Replace every "interactable" with "clickable" in the lines below and change nothing else. Leave the pictures out of your answer.

Page element annotations:
= = = =
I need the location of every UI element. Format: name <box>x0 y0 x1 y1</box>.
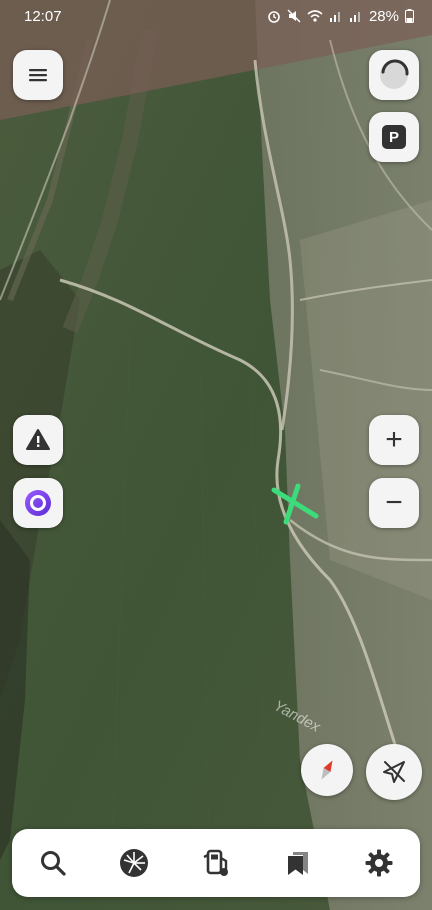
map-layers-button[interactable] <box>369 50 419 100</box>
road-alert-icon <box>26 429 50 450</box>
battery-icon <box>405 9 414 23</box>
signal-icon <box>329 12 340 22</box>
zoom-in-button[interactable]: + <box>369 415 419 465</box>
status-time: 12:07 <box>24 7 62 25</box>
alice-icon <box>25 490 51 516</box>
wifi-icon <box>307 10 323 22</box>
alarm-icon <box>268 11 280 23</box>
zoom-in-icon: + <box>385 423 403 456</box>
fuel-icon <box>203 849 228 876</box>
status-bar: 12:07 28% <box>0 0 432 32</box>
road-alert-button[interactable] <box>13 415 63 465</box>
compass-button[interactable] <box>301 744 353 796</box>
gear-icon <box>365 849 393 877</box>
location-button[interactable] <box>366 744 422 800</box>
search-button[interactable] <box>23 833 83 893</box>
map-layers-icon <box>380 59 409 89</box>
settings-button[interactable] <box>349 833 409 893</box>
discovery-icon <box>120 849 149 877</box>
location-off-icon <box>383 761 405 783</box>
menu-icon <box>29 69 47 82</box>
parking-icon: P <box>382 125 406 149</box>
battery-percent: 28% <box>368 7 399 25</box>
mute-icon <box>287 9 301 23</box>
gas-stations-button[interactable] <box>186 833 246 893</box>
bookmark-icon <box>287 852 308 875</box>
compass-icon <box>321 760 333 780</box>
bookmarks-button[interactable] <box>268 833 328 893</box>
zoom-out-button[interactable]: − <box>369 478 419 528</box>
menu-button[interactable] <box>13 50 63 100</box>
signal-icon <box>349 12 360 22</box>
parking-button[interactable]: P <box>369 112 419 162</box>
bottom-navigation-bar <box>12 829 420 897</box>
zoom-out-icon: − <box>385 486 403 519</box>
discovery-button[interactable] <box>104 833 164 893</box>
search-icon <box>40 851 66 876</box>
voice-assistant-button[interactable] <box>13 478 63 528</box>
= = = =
**EXERCISE RESULT**
I need the location of every UI element. Format: name <box>x0 y0 x1 y1</box>.
map-layers-button[clickable] <box>369 50 419 100</box>
road-alert-icon <box>26 429 50 450</box>
battery-icon <box>405 9 414 23</box>
signal-icon <box>329 12 340 22</box>
zoom-in-button[clickable]: + <box>369 415 419 465</box>
status-time: 12:07 <box>24 7 62 25</box>
alice-icon <box>25 490 51 516</box>
wifi-icon <box>307 10 323 22</box>
alarm-icon <box>268 11 280 23</box>
zoom-in-icon: + <box>385 423 403 456</box>
fuel-icon <box>203 849 228 876</box>
status-bar: 12:07 28% <box>0 0 432 32</box>
road-alert-button[clickable] <box>13 415 63 465</box>
compass-button[clickable] <box>301 744 353 796</box>
gear-icon <box>365 849 393 877</box>
location-button[clickable] <box>366 744 422 800</box>
search-button[clickable] <box>23 833 83 893</box>
map-layers-icon <box>380 59 409 89</box>
settings-button[clickable] <box>349 833 409 893</box>
discovery-icon <box>120 849 149 877</box>
location-off-icon <box>383 761 405 783</box>
menu-icon <box>29 69 47 82</box>
parking-icon: P <box>382 125 406 149</box>
battery-percent: 28% <box>368 7 399 25</box>
mute-icon <box>287 9 301 23</box>
gas-stations-button[clickable] <box>186 833 246 893</box>
bookmark-icon <box>287 852 308 875</box>
compass-icon <box>321 760 333 780</box>
bookmarks-button[clickable] <box>268 833 328 893</box>
zoom-out-button[clickable]: − <box>369 478 419 528</box>
menu-button[clickable] <box>13 50 63 100</box>
signal-icon <box>349 12 360 22</box>
parking-button[clickable]: P <box>369 112 419 162</box>
bottom-navigation-bar <box>12 829 420 897</box>
zoom-out-icon: − <box>385 486 403 519</box>
discovery-button[clickable] <box>104 833 164 893</box>
search-icon <box>40 851 66 876</box>
voice-assistant-button[clickable] <box>13 478 63 528</box>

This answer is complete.